--- EXERCISE DATA ---

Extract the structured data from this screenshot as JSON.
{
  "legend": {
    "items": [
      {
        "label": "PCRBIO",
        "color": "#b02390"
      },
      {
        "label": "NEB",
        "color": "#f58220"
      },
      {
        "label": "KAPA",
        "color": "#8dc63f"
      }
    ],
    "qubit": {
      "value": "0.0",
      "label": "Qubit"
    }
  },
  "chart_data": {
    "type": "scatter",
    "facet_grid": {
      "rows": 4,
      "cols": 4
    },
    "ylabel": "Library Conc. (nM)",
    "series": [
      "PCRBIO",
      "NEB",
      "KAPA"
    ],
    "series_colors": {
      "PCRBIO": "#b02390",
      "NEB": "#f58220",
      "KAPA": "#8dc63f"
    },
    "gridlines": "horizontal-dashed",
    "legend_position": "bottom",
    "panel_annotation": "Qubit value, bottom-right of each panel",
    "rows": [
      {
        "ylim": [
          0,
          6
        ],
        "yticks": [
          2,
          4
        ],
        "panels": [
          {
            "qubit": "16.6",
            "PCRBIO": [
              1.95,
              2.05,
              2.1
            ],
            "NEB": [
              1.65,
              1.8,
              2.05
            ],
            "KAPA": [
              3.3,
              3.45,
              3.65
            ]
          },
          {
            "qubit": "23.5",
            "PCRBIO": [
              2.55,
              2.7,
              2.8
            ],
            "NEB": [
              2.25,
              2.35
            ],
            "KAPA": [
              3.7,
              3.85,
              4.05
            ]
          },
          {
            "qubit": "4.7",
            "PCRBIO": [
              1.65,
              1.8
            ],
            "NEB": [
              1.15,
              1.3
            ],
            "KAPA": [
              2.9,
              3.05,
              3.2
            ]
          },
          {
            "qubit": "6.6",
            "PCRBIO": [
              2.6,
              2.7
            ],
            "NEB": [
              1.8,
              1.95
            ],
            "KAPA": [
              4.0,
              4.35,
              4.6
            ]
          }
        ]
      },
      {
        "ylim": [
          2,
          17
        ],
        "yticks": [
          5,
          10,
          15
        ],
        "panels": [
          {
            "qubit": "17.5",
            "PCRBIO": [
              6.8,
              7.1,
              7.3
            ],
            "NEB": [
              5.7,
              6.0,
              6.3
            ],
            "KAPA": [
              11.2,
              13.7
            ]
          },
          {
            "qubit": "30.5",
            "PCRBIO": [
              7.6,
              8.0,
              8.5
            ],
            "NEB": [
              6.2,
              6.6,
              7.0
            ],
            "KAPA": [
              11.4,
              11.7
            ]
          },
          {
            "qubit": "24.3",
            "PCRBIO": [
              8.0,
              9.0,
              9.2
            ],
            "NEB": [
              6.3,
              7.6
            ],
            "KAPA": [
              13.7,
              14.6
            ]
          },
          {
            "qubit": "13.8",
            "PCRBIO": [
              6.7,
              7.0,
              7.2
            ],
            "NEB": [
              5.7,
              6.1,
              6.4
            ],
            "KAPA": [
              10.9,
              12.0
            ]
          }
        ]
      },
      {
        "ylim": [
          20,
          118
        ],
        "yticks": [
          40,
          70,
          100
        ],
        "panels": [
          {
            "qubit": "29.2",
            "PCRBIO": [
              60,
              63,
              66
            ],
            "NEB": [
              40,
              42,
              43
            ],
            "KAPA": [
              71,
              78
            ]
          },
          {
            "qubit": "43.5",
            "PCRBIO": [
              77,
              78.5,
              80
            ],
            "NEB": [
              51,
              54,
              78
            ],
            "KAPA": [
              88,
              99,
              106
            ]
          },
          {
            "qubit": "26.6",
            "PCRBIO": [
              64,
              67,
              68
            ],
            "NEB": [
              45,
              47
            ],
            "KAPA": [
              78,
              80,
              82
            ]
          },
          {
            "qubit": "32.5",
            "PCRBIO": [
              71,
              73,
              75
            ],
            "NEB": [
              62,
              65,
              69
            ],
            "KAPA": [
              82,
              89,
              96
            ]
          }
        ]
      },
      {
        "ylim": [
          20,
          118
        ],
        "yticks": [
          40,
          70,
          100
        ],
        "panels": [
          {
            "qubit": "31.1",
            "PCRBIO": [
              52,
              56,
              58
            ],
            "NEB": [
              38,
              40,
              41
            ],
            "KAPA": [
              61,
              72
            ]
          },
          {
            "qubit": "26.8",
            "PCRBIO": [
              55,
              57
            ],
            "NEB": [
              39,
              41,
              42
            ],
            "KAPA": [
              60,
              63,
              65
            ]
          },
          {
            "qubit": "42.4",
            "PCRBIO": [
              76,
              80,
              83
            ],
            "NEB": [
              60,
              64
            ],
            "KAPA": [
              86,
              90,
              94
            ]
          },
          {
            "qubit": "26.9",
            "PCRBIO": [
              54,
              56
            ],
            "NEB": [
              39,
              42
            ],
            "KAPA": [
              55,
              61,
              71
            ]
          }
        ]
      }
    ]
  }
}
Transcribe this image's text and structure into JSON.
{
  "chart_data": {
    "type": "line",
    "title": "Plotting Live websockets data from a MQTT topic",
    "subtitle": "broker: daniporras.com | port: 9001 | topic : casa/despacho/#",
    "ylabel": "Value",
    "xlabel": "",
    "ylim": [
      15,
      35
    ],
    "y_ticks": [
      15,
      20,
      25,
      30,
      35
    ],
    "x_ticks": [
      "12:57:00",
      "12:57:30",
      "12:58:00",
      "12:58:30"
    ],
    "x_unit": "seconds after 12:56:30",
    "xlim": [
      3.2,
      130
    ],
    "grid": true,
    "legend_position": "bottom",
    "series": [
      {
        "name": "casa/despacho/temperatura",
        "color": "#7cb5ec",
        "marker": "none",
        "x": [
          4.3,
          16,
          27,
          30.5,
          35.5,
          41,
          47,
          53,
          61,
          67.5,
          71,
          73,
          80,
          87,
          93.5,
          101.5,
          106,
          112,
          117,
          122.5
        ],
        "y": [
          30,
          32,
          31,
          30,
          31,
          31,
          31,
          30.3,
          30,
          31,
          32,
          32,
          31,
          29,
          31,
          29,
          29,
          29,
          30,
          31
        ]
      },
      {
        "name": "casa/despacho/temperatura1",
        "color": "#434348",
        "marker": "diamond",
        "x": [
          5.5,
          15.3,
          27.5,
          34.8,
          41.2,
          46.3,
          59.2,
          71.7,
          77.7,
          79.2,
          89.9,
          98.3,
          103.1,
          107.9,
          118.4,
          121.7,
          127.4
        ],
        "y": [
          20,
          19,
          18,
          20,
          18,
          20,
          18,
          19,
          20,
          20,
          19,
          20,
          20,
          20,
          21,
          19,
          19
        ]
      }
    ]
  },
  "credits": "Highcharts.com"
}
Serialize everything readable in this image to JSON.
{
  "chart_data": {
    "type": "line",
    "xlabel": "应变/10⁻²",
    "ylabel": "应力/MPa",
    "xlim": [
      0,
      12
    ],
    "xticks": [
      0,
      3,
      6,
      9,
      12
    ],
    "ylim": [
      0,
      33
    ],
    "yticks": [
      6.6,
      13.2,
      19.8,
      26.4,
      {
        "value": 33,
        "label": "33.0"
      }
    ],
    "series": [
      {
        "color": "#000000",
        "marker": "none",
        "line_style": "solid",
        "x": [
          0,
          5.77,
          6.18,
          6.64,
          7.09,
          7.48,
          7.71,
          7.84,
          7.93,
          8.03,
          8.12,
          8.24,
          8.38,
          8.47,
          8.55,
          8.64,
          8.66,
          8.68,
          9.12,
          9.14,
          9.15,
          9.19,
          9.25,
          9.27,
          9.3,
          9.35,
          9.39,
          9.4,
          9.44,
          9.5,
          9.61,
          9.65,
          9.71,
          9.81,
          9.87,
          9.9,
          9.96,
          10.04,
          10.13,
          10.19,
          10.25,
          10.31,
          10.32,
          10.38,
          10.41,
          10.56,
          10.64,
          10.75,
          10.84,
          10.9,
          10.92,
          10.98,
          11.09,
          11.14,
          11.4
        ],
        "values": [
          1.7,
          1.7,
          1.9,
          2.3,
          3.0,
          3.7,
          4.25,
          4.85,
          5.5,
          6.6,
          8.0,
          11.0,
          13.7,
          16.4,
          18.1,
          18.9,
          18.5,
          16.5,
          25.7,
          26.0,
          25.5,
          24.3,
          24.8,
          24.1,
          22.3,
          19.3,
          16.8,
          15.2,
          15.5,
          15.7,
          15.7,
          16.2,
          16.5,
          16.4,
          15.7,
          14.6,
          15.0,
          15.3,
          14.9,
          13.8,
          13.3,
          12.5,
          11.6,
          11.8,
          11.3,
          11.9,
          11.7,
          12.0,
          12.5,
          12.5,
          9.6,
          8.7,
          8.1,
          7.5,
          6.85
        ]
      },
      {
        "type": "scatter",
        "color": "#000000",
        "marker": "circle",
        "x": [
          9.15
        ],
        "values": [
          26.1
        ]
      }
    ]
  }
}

---

- **STATED EXERCISE**:
From the entries above, select each line containing the string "topic".

- **ANSWER**:
    "title": "Plotting Live websockets data from a MQTT topic",
    "subtitle": "broker: daniporras.com | port: 9001 | topic : casa/despacho/#",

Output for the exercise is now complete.